#### Working data
--------

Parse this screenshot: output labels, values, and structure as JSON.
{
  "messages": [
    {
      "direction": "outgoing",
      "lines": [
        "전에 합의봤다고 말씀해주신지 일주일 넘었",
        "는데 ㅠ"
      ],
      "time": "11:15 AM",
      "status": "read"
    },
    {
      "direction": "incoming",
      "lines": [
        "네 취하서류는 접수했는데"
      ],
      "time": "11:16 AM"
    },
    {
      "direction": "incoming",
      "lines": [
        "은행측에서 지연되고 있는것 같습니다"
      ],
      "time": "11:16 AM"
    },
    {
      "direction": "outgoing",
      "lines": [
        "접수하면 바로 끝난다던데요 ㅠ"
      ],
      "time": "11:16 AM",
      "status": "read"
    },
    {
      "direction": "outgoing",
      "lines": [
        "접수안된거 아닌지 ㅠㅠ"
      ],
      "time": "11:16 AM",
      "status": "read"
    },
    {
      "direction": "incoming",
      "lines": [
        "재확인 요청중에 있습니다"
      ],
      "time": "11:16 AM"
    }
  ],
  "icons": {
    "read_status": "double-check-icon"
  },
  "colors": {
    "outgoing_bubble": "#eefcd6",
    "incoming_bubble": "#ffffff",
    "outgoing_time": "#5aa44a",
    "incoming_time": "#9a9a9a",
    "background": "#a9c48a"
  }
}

--------

#### Goal
Exactly as shown, repeat every record.

#### Written response
Parse this screenshot: output labels, values, and structure as JSON.
{
  "messages": [
    {
      "direction": "outgoing",
      "lines": [
        "전에 합의봤다고 말씀해주신지 일주일 넘었",
        "는데 ㅠ"
      ],
      "time": "11:15 AM",
      "status": "read"
    },
    {
      "direction": "incoming",
      "lines": [
        "네 취하서류는 접수했는데"
      ],
      "time": "11:16 AM"
    },
    {
      "direction": "incoming",
      "lines": [
        "은행측에서 지연되고 있는것 같습니다"
      ],
      "time": "11:16 AM"
    },
    {
      "direction": "outgoing",
      "lines": [
        "접수하면 바로 끝난다던데요 ㅠ"
      ],
      "time": "11:16 AM",
      "status": "read"
    },
    {
      "direction": "outgoing",
      "lines": [
        "접수안된거 아닌지 ㅠㅠ"
      ],
      "time": "11:16 AM",
      "status": "read"
    },
    {
      "direction": "incoming",
      "lines": [
        "재확인 요청중에 있습니다"
      ],
      "time": "11:16 AM"
    }
  ],
  "icons": {
    "read_status": "double-check-icon"
  },
  "colors": {
    "outgoing_bubble": "#eefcd6",
    "incoming_bubble": "#ffffff",
    "outgoing_time": "#5aa44a",
    "incoming_time": "#9a9a9a",
    "background": "#a9c48a"
  }
}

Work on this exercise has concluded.